## WRITTEN PROBLEM
Write the records below out again exactly as given, with no images.

## GIVEN DATA
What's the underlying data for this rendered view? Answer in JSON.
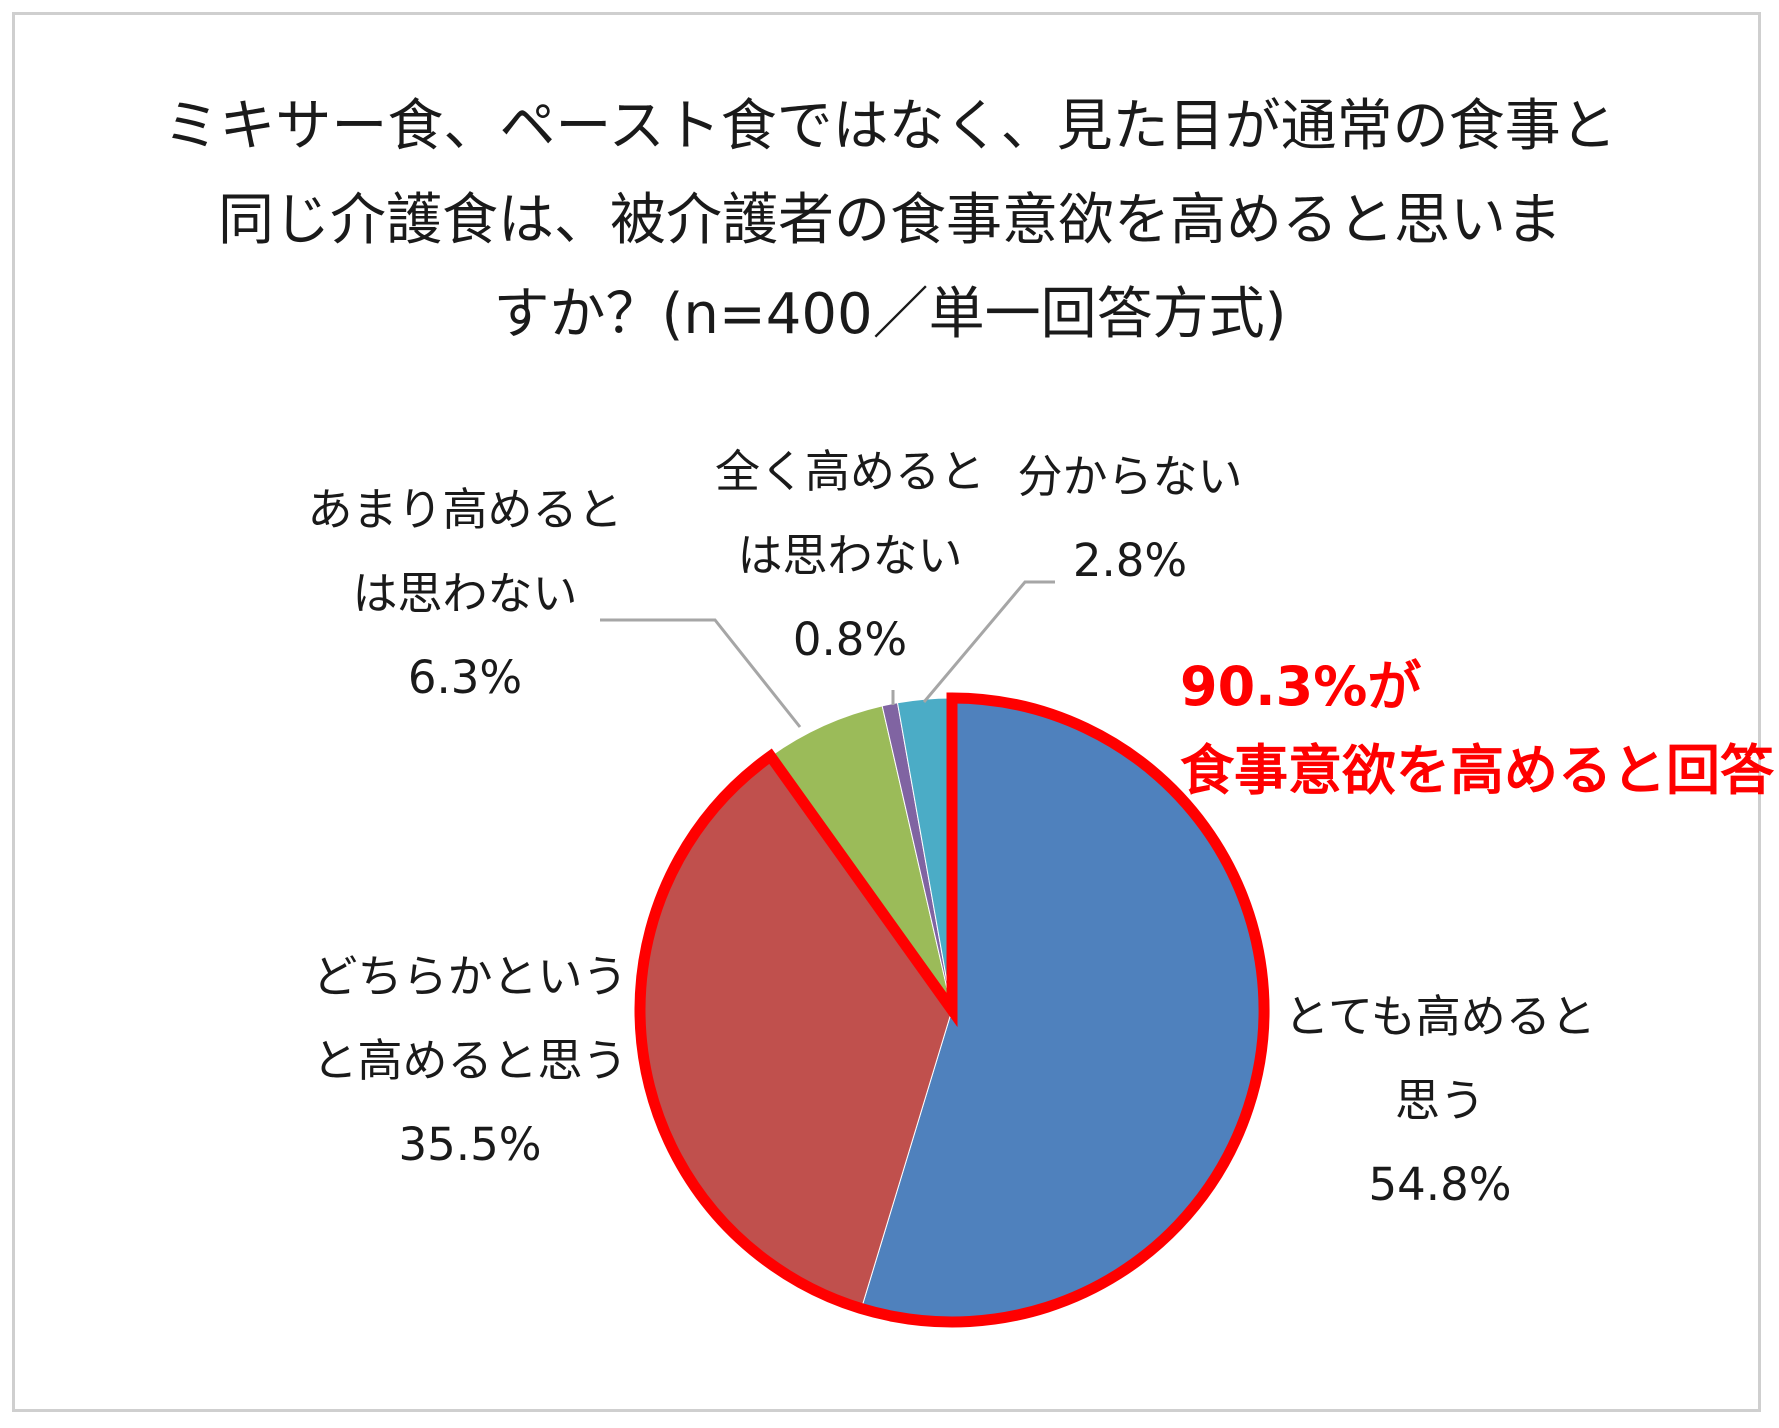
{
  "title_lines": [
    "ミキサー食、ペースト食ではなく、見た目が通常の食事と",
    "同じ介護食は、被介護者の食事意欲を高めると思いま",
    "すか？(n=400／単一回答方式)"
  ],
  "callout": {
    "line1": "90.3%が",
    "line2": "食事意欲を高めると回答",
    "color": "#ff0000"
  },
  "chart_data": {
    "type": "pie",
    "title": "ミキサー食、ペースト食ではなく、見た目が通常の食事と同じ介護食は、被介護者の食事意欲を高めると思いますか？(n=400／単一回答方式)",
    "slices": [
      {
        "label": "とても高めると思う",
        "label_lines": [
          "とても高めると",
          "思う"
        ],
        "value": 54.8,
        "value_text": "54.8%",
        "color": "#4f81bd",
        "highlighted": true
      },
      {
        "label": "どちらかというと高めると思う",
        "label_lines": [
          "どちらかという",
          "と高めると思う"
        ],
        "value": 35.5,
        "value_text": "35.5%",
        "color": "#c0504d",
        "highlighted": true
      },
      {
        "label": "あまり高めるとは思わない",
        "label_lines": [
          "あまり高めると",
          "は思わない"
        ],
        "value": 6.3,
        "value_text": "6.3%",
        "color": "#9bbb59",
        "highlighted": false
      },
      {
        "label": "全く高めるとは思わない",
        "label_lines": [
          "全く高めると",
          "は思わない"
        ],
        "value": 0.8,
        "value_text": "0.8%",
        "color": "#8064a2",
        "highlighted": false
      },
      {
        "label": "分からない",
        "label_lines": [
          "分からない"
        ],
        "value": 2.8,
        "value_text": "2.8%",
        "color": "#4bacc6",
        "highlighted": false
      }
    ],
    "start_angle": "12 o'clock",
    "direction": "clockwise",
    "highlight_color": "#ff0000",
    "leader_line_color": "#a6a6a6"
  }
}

## RESPONSE TO THIS EXERCISE
What's the underlying data for this rendered view? Answer in JSON.
{
  "title_lines": [
    "ミキサー食、ペースト食ではなく、見た目が通常の食事と",
    "同じ介護食は、被介護者の食事意欲を高めると思いま",
    "すか？(n=400／単一回答方式)"
  ],
  "callout": {
    "line1": "90.3%が",
    "line2": "食事意欲を高めると回答",
    "color": "#ff0000"
  },
  "chart_data": {
    "type": "pie",
    "title": "ミキサー食、ペースト食ではなく、見た目が通常の食事と同じ介護食は、被介護者の食事意欲を高めると思いますか？(n=400／単一回答方式)",
    "slices": [
      {
        "label": "とても高めると思う",
        "label_lines": [
          "とても高めると",
          "思う"
        ],
        "value": 54.8,
        "value_text": "54.8%",
        "color": "#4f81bd",
        "highlighted": true
      },
      {
        "label": "どちらかというと高めると思う",
        "label_lines": [
          "どちらかという",
          "と高めると思う"
        ],
        "value": 35.5,
        "value_text": "35.5%",
        "color": "#c0504d",
        "highlighted": true
      },
      {
        "label": "あまり高めるとは思わない",
        "label_lines": [
          "あまり高めると",
          "は思わない"
        ],
        "value": 6.3,
        "value_text": "6.3%",
        "color": "#9bbb59",
        "highlighted": false
      },
      {
        "label": "全く高めるとは思わない",
        "label_lines": [
          "全く高めると",
          "は思わない"
        ],
        "value": 0.8,
        "value_text": "0.8%",
        "color": "#8064a2",
        "highlighted": false
      },
      {
        "label": "分からない",
        "label_lines": [
          "分からない"
        ],
        "value": 2.8,
        "value_text": "2.8%",
        "color": "#4bacc6",
        "highlighted": false
      }
    ],
    "start_angle": "12 o'clock",
    "direction": "clockwise",
    "highlight_color": "#ff0000",
    "leader_line_color": "#a6a6a6"
  }
}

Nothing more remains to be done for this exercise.